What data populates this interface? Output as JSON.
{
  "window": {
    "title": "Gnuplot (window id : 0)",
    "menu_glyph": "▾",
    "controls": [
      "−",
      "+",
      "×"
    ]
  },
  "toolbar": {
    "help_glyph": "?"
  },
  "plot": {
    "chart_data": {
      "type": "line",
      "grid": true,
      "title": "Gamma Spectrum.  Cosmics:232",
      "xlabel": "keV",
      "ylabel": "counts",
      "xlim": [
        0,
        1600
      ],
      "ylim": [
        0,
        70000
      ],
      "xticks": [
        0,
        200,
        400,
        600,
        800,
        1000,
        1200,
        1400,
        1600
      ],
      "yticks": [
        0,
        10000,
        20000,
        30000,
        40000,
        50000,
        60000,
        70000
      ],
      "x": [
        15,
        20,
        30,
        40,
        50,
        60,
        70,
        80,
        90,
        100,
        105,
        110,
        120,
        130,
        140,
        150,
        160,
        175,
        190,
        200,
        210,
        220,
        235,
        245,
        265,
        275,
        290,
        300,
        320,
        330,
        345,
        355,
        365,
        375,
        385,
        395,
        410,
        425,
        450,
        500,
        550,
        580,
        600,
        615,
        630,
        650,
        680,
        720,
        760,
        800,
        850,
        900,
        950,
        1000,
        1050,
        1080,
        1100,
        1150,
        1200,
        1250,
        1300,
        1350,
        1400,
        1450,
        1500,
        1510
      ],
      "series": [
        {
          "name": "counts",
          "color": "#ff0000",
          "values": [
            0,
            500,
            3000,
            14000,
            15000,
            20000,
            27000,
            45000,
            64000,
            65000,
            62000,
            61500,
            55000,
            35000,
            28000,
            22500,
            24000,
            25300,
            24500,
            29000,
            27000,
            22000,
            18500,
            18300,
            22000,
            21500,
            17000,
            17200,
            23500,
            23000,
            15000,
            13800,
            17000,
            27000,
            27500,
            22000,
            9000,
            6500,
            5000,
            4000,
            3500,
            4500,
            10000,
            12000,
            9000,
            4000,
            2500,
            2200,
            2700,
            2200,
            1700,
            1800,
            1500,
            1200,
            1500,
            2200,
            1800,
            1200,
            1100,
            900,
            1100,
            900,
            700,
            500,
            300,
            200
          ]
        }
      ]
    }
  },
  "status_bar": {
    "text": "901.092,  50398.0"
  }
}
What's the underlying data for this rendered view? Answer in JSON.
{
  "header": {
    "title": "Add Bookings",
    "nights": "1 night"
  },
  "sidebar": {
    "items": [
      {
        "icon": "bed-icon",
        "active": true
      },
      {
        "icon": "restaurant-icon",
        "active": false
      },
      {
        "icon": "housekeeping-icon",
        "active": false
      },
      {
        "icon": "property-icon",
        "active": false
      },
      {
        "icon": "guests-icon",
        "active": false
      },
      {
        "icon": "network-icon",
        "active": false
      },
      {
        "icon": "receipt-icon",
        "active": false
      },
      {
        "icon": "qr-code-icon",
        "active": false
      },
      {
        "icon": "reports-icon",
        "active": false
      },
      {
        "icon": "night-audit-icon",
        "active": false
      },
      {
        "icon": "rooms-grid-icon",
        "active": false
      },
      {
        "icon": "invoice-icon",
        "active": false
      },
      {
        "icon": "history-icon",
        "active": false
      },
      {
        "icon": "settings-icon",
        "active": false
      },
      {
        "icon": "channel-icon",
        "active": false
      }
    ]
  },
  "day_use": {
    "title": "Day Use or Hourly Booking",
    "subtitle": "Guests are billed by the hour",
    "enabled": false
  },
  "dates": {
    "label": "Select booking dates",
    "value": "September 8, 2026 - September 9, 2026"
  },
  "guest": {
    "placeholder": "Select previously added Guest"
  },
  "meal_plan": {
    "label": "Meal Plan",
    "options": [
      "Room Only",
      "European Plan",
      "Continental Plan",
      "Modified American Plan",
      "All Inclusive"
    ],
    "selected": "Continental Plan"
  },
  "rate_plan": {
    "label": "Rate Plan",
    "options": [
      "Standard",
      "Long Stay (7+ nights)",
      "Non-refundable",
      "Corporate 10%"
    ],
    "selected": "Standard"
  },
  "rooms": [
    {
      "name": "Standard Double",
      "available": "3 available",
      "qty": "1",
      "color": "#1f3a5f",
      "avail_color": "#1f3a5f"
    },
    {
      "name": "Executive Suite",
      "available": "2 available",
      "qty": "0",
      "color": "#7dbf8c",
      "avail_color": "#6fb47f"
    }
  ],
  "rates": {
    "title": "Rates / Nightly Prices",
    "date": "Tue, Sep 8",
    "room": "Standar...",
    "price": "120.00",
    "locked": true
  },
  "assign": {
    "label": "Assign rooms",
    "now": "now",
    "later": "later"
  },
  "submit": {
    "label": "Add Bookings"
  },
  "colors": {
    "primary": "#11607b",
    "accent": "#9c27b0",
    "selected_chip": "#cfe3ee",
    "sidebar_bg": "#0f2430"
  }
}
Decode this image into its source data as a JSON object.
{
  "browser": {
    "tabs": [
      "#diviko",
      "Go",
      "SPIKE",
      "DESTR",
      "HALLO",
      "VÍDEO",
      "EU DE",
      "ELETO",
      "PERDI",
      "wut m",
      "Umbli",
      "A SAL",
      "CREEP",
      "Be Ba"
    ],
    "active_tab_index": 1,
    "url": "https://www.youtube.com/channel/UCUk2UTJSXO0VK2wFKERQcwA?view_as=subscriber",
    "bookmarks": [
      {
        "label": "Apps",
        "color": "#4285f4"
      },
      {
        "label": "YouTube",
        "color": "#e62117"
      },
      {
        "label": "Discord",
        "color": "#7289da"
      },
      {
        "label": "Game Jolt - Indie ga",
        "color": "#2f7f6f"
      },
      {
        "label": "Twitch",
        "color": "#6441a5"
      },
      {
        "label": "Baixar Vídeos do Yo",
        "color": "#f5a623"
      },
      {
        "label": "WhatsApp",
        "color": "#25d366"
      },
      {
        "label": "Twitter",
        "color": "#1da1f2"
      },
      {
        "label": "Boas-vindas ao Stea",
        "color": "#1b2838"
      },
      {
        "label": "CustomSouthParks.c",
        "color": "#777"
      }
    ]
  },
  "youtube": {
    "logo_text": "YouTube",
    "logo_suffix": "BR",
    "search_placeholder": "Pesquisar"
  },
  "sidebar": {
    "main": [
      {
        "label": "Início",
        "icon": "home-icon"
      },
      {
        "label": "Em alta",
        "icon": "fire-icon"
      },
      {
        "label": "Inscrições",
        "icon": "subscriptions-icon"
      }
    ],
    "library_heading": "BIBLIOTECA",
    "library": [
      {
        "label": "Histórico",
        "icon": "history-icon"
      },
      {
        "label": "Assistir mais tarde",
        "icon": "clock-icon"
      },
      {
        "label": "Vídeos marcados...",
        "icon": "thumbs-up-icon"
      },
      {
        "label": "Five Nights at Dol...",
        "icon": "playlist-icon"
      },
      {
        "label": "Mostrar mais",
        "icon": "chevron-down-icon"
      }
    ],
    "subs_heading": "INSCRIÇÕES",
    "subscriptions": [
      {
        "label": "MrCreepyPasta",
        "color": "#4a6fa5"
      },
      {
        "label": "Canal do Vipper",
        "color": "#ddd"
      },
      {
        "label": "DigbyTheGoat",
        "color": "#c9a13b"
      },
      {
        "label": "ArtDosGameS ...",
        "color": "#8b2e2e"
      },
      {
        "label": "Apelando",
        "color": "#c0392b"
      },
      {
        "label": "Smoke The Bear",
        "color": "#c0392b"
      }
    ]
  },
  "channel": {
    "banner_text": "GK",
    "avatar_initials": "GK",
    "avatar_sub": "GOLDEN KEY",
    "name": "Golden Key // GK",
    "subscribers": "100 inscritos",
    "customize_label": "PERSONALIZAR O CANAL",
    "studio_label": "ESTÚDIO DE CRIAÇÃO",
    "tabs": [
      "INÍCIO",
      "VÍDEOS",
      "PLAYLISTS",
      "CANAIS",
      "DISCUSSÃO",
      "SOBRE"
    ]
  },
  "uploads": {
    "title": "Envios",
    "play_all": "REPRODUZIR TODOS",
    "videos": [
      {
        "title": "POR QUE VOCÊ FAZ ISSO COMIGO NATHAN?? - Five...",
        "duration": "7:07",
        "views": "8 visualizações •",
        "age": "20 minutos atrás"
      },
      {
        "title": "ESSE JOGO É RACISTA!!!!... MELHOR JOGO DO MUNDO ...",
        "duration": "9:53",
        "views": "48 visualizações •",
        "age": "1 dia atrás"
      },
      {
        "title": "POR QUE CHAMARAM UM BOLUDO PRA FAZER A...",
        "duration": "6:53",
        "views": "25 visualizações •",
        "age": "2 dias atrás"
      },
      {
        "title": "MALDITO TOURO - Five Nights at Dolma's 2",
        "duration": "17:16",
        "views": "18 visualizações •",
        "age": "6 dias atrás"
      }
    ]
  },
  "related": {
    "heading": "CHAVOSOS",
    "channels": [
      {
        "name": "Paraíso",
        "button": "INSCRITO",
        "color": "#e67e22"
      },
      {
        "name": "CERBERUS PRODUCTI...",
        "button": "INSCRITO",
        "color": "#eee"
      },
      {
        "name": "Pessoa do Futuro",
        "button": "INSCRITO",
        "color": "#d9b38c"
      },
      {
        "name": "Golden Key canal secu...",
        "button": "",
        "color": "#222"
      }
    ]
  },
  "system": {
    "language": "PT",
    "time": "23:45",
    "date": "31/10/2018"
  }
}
# # # #
▶ _Task brief_
Lines containing the string "visualizações" are to be selected and copied.

▶ _Exercise output_
        "views": "8 visualizações •",
        "views": "48 visualizações •",
        "views": "25 visualizações •",
        "views": "18 visualizações •",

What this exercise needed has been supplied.